» WHAT IS REQUIRED: Please write out the complete listing that follows, exactly as it reads.

» ENTRIES SUPPLIED:
----

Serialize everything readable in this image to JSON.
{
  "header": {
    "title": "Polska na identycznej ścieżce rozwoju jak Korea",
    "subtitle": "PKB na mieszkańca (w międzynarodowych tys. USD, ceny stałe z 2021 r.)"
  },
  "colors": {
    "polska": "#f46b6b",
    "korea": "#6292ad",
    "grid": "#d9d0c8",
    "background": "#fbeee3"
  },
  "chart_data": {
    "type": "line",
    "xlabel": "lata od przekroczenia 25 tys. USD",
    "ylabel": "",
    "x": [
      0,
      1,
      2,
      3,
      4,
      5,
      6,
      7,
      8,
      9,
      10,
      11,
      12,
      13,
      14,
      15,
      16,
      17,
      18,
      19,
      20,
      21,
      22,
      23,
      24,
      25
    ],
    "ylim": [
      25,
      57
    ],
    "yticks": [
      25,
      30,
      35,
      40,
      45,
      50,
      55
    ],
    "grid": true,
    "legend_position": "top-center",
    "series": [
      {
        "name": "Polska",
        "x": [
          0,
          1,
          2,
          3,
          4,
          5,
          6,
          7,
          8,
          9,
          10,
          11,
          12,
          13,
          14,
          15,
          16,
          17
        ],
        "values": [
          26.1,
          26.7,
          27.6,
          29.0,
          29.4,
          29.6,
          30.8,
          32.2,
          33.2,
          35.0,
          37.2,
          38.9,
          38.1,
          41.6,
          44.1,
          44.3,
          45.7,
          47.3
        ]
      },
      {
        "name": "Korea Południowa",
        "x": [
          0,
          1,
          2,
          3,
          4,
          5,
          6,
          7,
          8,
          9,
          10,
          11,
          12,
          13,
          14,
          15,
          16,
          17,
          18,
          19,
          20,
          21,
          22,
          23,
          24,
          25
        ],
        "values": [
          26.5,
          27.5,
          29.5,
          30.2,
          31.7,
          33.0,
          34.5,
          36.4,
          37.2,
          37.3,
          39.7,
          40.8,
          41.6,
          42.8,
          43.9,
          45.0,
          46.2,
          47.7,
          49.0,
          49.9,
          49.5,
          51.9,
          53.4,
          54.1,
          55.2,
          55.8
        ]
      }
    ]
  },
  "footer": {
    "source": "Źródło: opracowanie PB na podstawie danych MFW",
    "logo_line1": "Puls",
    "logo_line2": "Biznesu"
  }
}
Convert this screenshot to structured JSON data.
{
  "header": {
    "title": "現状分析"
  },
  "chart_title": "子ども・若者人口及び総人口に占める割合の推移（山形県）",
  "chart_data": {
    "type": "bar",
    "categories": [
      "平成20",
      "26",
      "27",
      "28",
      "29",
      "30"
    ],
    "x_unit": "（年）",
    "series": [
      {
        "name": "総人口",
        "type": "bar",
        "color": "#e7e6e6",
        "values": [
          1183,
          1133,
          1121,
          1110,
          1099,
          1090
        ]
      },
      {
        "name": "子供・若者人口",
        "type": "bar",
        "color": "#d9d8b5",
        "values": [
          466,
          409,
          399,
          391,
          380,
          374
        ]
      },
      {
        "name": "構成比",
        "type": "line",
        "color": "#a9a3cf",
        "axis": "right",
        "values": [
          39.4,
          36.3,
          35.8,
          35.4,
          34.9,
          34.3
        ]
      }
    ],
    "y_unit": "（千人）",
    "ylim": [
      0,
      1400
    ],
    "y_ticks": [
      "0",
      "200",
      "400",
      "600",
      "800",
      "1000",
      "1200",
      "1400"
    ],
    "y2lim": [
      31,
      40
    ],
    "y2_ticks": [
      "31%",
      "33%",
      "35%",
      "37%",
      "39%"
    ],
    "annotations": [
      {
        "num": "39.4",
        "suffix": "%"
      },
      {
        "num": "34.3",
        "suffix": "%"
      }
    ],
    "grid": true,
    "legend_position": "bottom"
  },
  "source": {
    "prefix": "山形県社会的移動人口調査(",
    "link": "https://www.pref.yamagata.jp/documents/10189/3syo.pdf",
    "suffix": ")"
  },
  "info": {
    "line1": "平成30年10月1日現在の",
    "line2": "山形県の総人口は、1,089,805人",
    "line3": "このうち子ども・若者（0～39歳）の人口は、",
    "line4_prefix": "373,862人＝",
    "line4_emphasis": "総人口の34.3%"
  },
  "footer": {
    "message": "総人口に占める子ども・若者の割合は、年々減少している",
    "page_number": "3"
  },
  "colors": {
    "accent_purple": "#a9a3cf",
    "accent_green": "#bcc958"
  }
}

----

» EXPECTED OUTPUT:
Serialize everything readable in this image to JSON.
{
  "header": {
    "title": "Polska na identycznej ścieżce rozwoju jak Korea",
    "subtitle": "PKB na mieszkańca (w międzynarodowych tys. USD, ceny stałe z 2021 r.)"
  },
  "colors": {
    "polska": "#f46b6b",
    "korea": "#6292ad",
    "grid": "#d9d0c8",
    "background": "#fbeee3"
  },
  "chart_data": {
    "type": "line",
    "xlabel": "lata od przekroczenia 25 tys. USD",
    "ylabel": "",
    "x": [
      0,
      1,
      2,
      3,
      4,
      5,
      6,
      7,
      8,
      9,
      10,
      11,
      12,
      13,
      14,
      15,
      16,
      17,
      18,
      19,
      20,
      21,
      22,
      23,
      24,
      25
    ],
    "ylim": [
      25,
      57
    ],
    "yticks": [
      25,
      30,
      35,
      40,
      45,
      50,
      55
    ],
    "grid": true,
    "legend_position": "top-center",
    "series": [
      {
        "name": "Polska",
        "x": [
          0,
          1,
          2,
          3,
          4,
          5,
          6,
          7,
          8,
          9,
          10,
          11,
          12,
          13,
          14,
          15,
          16,
          17
        ],
        "values": [
          26.1,
          26.7,
          27.6,
          29.0,
          29.4,
          29.6,
          30.8,
          32.2,
          33.2,
          35.0,
          37.2,
          38.9,
          38.1,
          41.6,
          44.1,
          44.3,
          45.7,
          47.3
        ]
      },
      {
        "name": "Korea Południowa",
        "x": [
          0,
          1,
          2,
          3,
          4,
          5,
          6,
          7,
          8,
          9,
          10,
          11,
          12,
          13,
          14,
          15,
          16,
          17,
          18,
          19,
          20,
          21,
          22,
          23,
          24,
          25
        ],
        "values": [
          26.5,
          27.5,
          29.5,
          30.2,
          31.7,
          33.0,
          34.5,
          36.4,
          37.2,
          37.3,
          39.7,
          40.8,
          41.6,
          42.8,
          43.9,
          45.0,
          46.2,
          47.7,
          49.0,
          49.9,
          49.5,
          51.9,
          53.4,
          54.1,
          55.2,
          55.8
        ]
      }
    ]
  },
  "footer": {
    "source": "Źródło: opracowanie PB na podstawie danych MFW",
    "logo_line1": "Puls",
    "logo_line2": "Biznesu"
  }
}
Convert this screenshot to structured JSON data.
{
  "header": {
    "title": "現状分析"
  },
  "chart_title": "子ども・若者人口及び総人口に占める割合の推移（山形県）",
  "chart_data": {
    "type": "bar",
    "categories": [
      "平成20",
      "26",
      "27",
      "28",
      "29",
      "30"
    ],
    "x_unit": "（年）",
    "series": [
      {
        "name": "総人口",
        "type": "bar",
        "color": "#e7e6e6",
        "values": [
          1183,
          1133,
          1121,
          1110,
          1099,
          1090
        ]
      },
      {
        "name": "子供・若者人口",
        "type": "bar",
        "color": "#d9d8b5",
        "values": [
          466,
          409,
          399,
          391,
          380,
          374
        ]
      },
      {
        "name": "構成比",
        "type": "line",
        "color": "#a9a3cf",
        "axis": "right",
        "values": [
          39.4,
          36.3,
          35.8,
          35.4,
          34.9,
          34.3
        ]
      }
    ],
    "y_unit": "（千人）",
    "ylim": [
      0,
      1400
    ],
    "y_ticks": [
      "0",
      "200",
      "400",
      "600",
      "800",
      "1000",
      "1200",
      "1400"
    ],
    "y2lim": [
      31,
      40
    ],
    "y2_ticks": [
      "31%",
      "33%",
      "35%",
      "37%",
      "39%"
    ],
    "annotations": [
      {
        "num": "39.4",
        "suffix": "%"
      },
      {
        "num": "34.3",
        "suffix": "%"
      }
    ],
    "grid": true,
    "legend_position": "bottom"
  },
  "source": {
    "prefix": "山形県社会的移動人口調査(",
    "link": "https://www.pref.yamagata.jp/documents/10189/3syo.pdf",
    "suffix": ")"
  },
  "info": {
    "line1": "平成30年10月1日現在の",
    "line2": "山形県の総人口は、1,089,805人",
    "line3": "このうち子ども・若者（0～39歳）の人口は、",
    "line4_prefix": "373,862人＝",
    "line4_emphasis": "総人口の34.3%"
  },
  "footer": {
    "message": "総人口に占める子ども・若者の割合は、年々減少している",
    "page_number": "3"
  },
  "colors": {
    "accent_purple": "#a9a3cf",
    "accent_green": "#bcc958"
  }
}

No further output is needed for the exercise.